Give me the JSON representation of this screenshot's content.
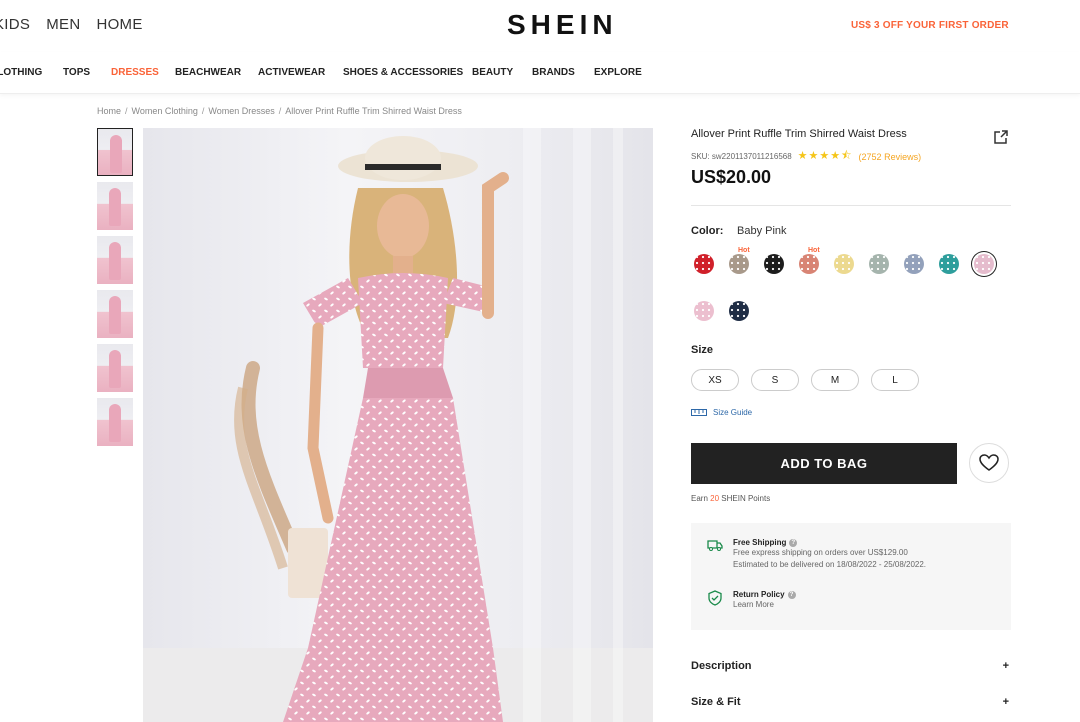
{
  "header": {
    "nav": [
      "KIDS",
      "MEN",
      "HOME"
    ],
    "logo": "SHEIN",
    "promo": "US$ 3 OFF YOUR FIRST ORDER"
  },
  "categories": [
    "CLOTHING",
    "TOPS",
    "DRESSES",
    "BEACHWEAR",
    "ACTIVEWEAR",
    "SHOES & ACCESSORIES",
    "BEAUTY",
    "BRANDS",
    "EXPLORE"
  ],
  "active_category": "DRESSES",
  "breadcrumb": [
    "Home",
    "Women Clothing",
    "Women Dresses",
    "Allover Print Ruffle Trim Shirred Waist Dress"
  ],
  "product": {
    "title": "Allover Print Ruffle Trim Shirred Waist Dress",
    "sku": "SKU: sw2201137011216568",
    "rating": 4.5,
    "reviews": "(2752 Reviews)",
    "price": "US$20.00"
  },
  "color": {
    "label": "Color:",
    "value": "Baby Pink",
    "swatches": [
      {
        "name": "red",
        "hex": "#d0202a",
        "hot": false
      },
      {
        "name": "khaki",
        "hex": "#a8998a",
        "hot": true
      },
      {
        "name": "black",
        "hex": "#1d1d1d",
        "hot": false
      },
      {
        "name": "coral",
        "hex": "#d88474",
        "hot": true
      },
      {
        "name": "yellow",
        "hex": "#ecd98f",
        "hot": false
      },
      {
        "name": "sage",
        "hex": "#a5b4ad",
        "hot": false
      },
      {
        "name": "dusty-blue",
        "hex": "#93a1bb",
        "hot": false
      },
      {
        "name": "teal",
        "hex": "#2e9e9c",
        "hot": false
      },
      {
        "name": "baby-pink",
        "hex": "#e5bccd",
        "hot": false,
        "selected": true
      },
      {
        "name": "light-pink",
        "hex": "#ecbfcf",
        "hot": false
      },
      {
        "name": "navy",
        "hex": "#1f2d45",
        "hot": false
      }
    ],
    "hot_label": "Hot"
  },
  "size": {
    "label": "Size",
    "options": [
      "XS",
      "S",
      "M",
      "L"
    ],
    "guide": "Size Guide"
  },
  "actions": {
    "add_to_bag": "ADD TO BAG",
    "earn_prefix": "Earn",
    "earn_points": "20",
    "earn_suffix": "SHEIN Points"
  },
  "shipping": {
    "title": "Free Shipping",
    "line1": "Free express shipping on orders over US$129.00",
    "line2": "Estimated to be delivered on 18/08/2022 - 25/08/2022."
  },
  "returns": {
    "title": "Return Policy",
    "link": "Learn More"
  },
  "accordions": [
    "Description",
    "Size & Fit"
  ],
  "colors": {
    "accent": "#fa6338",
    "dark": "#222222",
    "link": "#2d68a8"
  }
}
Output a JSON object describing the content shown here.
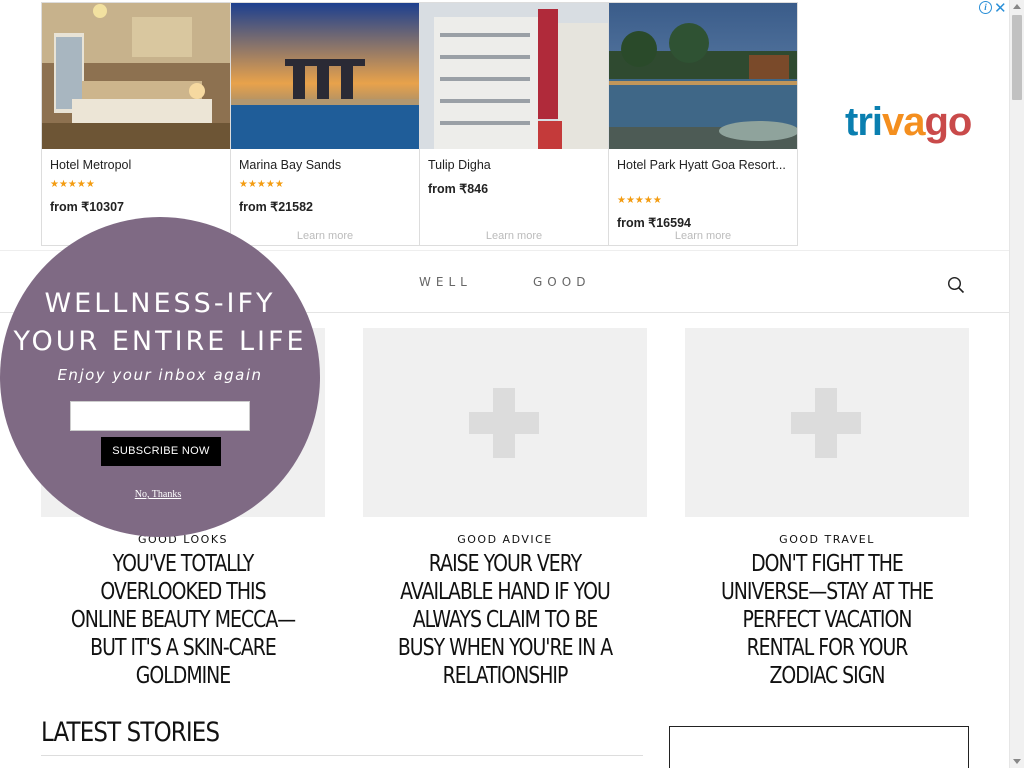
{
  "ad": {
    "hotels": [
      {
        "name": "Hotel Metropol",
        "stars": "★★★★★",
        "price_prefix": "from",
        "price": "₹10307",
        "learn": ""
      },
      {
        "name": "Marina Bay Sands",
        "stars": "★★★★★",
        "price_prefix": "from",
        "price": "₹21582",
        "learn": "Learn more"
      },
      {
        "name": "Tulip Digha",
        "stars": "",
        "price_prefix": "from",
        "price": "₹846",
        "learn": "Learn more"
      },
      {
        "name": "Hotel Park Hyatt Goa Resort...",
        "stars": "★★★★★",
        "price_prefix": "from",
        "price": "₹16594",
        "learn": "Learn more"
      }
    ],
    "brand_parts": [
      "tri",
      "va",
      "go"
    ],
    "adchoices_glyph": "i",
    "close_glyph": "✕",
    "colors": {
      "brand_blue": "#0a7fb0",
      "brand_orange": "#f48f1f",
      "brand_red": "#c94a4a",
      "stars": "#f39c12"
    }
  },
  "header": {
    "brand_left": "WELL",
    "brand_right": "GOOD",
    "search_icon": "search-icon"
  },
  "cards": [
    {
      "category": "GOOD LOOKS",
      "title": "YOU'VE TOTALLY OVERLOOKED THIS ONLINE BEAUTY MECCA—BUT IT'S A SKIN-CARE GOLDMINE"
    },
    {
      "category": "GOOD ADVICE",
      "title": "RAISE YOUR VERY AVAILABLE HAND IF YOU ALWAYS CLAIM TO BE BUSY WHEN YOU'RE IN A RELATIONSHIP"
    },
    {
      "category": "GOOD TRAVEL",
      "title": "DON'T FIGHT THE UNIVERSE—STAY AT THE PERFECT VACATION RENTAL FOR YOUR ZODIAC SIGN"
    }
  ],
  "latest": {
    "title": "LATEST STORIES"
  },
  "popup": {
    "title": "WELLNESS-IFY YOUR ENTIRE LIFE",
    "subtitle": "Enjoy your inbox again",
    "email_value": "",
    "subscribe_label": "SUBSCRIBE NOW",
    "dismiss_label": "No, Thanks",
    "color": "#7f6a84"
  }
}
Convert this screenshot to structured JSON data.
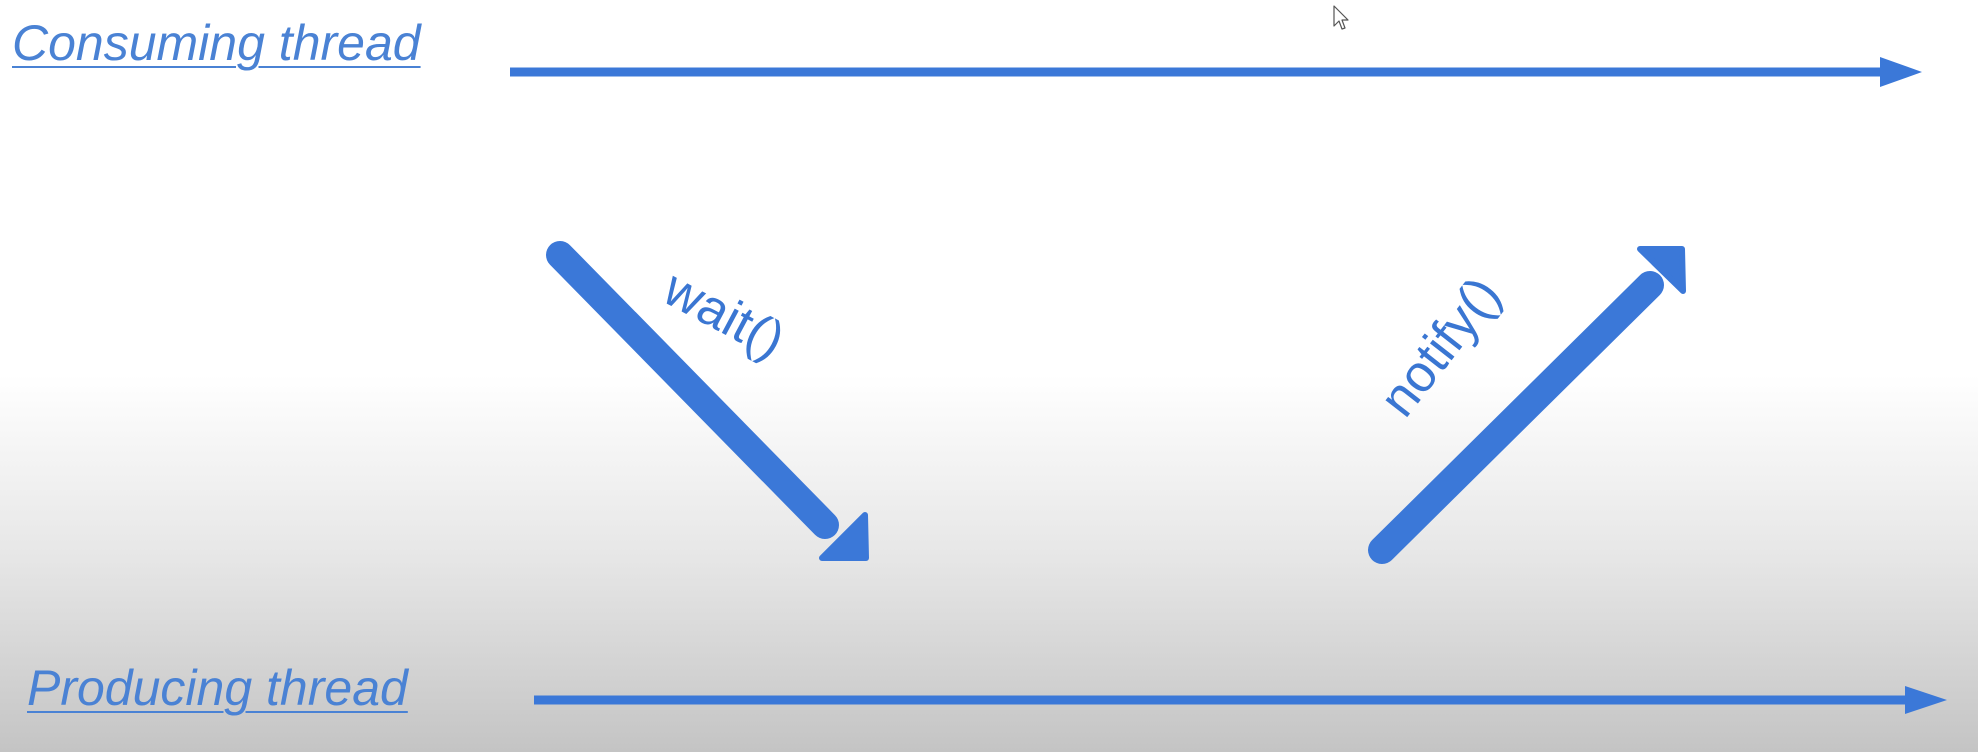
{
  "labels": {
    "consuming_thread": "Consuming thread",
    "producing_thread": "Producing thread",
    "wait_call": "wait()",
    "notify_call": "notify()"
  },
  "colors": {
    "arrow": "#3b78d8",
    "label_text": "#4a82d4",
    "call_text": "#3a76d2",
    "background_top": "#ffffff",
    "background_bottom": "#c4c4c4"
  },
  "icons": {
    "cursor": "mouse-pointer-icon"
  }
}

* * * * * * * * *

:: DIRECTIONS FOR THIS TASK ::
Omit the images and transcribe all of the records above word for word.

:: RESULT BELOW ::
Give me the JSON representation of this screenshot's content.
{
  "header": {
    "nav": [
      "KIDS",
      "MEN",
      "HOME"
    ],
    "logo": "SHEIN",
    "promo": "US$ 3 OFF YOUR FIRST ORDER"
  },
  "categories": [
    "CLOTHING",
    "TOPS",
    "DRESSES",
    "BEACHWEAR",
    "ACTIVEWEAR",
    "SHOES & ACCESSORIES",
    "BEAUTY",
    "BRANDS",
    "EXPLORE"
  ],
  "active_category": "DRESSES",
  "breadcrumb": [
    "Home",
    "Women Clothing",
    "Women Dresses",
    "Allover Print Ruffle Trim Shirred Waist Dress"
  ],
  "product": {
    "title": "Allover Print Ruffle Trim Shirred Waist Dress",
    "sku": "SKU: sw2201137011216568",
    "rating": 4.5,
    "reviews": "(2752 Reviews)",
    "price": "US$20.00"
  },
  "color": {
    "label": "Color:",
    "value": "Baby Pink",
    "swatches": [
      {
        "name": "red",
        "hex": "#d0202a",
        "hot": false
      },
      {
        "name": "khaki",
        "hex": "#a8998a",
        "hot": true
      },
      {
        "name": "black",
        "hex": "#1d1d1d",
        "hot": false
      },
      {
        "name": "coral",
        "hex": "#d88474",
        "hot": true
      },
      {
        "name": "yellow",
        "hex": "#ecd98f",
        "hot": false
      },
      {
        "name": "sage",
        "hex": "#a5b4ad",
        "hot": false
      },
      {
        "name": "dusty-blue",
        "hex": "#93a1bb",
        "hot": false
      },
      {
        "name": "teal",
        "hex": "#2e9e9c",
        "hot": false
      },
      {
        "name": "baby-pink",
        "hex": "#e5bccd",
        "hot": false,
        "selected": true
      },
      {
        "name": "light-pink",
        "hex": "#ecbfcf",
        "hot": false
      },
      {
        "name": "navy",
        "hex": "#1f2d45",
        "hot": false
      }
    ],
    "hot_label": "Hot"
  },
  "size": {
    "label": "Size",
    "options": [
      "XS",
      "S",
      "M",
      "L"
    ],
    "guide": "Size Guide"
  },
  "actions": {
    "add_to_bag": "ADD TO BAG",
    "earn_prefix": "Earn",
    "earn_points": "20",
    "earn_suffix": "SHEIN Points"
  },
  "shipping": {
    "title": "Free Shipping",
    "line1": "Free express shipping on orders over US$129.00",
    "line2": "Estimated to be delivered on 18/08/2022 - 25/08/2022."
  },
  "returns": {
    "title": "Return Policy",
    "link": "Learn More"
  },
  "accordions": [
    "Description",
    "Size & Fit"
  ],
  "colors": {
    "accent": "#fa6338",
    "dark": "#222222",
    "link": "#2d68a8"
  }
}
Output a JSON object describing the content shown here.
{
  "ad": {
    "hotels": [
      {
        "name": "Hotel Metropol",
        "stars": "★★★★★",
        "price_prefix": "from",
        "price": "₹10307",
        "learn": ""
      },
      {
        "name": "Marina Bay Sands",
        "stars": "★★★★★",
        "price_prefix": "from",
        "price": "₹21582",
        "learn": "Learn more"
      },
      {
        "name": "Tulip Digha",
        "stars": "",
        "price_prefix": "from",
        "price": "₹846",
        "learn": "Learn more"
      },
      {
        "name": "Hotel Park Hyatt Goa Resort...",
        "stars": "★★★★★",
        "price_prefix": "from",
        "price": "₹16594",
        "learn": "Learn more"
      }
    ],
    "brand_parts": [
      "tri",
      "va",
      "go"
    ],
    "adchoices_glyph": "i",
    "close_glyph": "✕",
    "colors": {
      "brand_blue": "#0a7fb0",
      "brand_orange": "#f48f1f",
      "brand_red": "#c94a4a",
      "stars": "#f39c12"
    }
  },
  "header": {
    "brand_left": "WELL",
    "brand_right": "GOOD",
    "search_icon": "search-icon"
  },
  "cards": [
    {
      "category": "GOOD LOOKS",
      "title": "YOU'VE TOTALLY OVERLOOKED THIS ONLINE BEAUTY MECCA—BUT IT'S A SKIN-CARE GOLDMINE"
    },
    {
      "category": "GOOD ADVICE",
      "title": "RAISE YOUR VERY AVAILABLE HAND IF YOU ALWAYS CLAIM TO BE BUSY WHEN YOU'RE IN A RELATIONSHIP"
    },
    {
      "category": "GOOD TRAVEL",
      "title": "DON'T FIGHT THE UNIVERSE—STAY AT THE PERFECT VACATION RENTAL FOR YOUR ZODIAC SIGN"
    }
  ],
  "latest": {
    "title": "LATEST STORIES"
  },
  "popup": {
    "title": "WELLNESS-IFY YOUR ENTIRE LIFE",
    "subtitle": "Enjoy your inbox again",
    "email_value": "",
    "subscribe_label": "SUBSCRIBE NOW",
    "dismiss_label": "No, Thanks",
    "color": "#7f6a84"
  }
}
Convert this screenshot to structured JSON data.
{
  "labels": {
    "consuming_thread": "Consuming thread",
    "producing_thread": "Producing thread",
    "wait_call": "wait()",
    "notify_call": "notify()"
  },
  "colors": {
    "arrow": "#3b78d8",
    "label_text": "#4a82d4",
    "call_text": "#3a76d2",
    "background_top": "#ffffff",
    "background_bottom": "#c4c4c4"
  },
  "icons": {
    "cursor": "mouse-pointer-icon"
  }
}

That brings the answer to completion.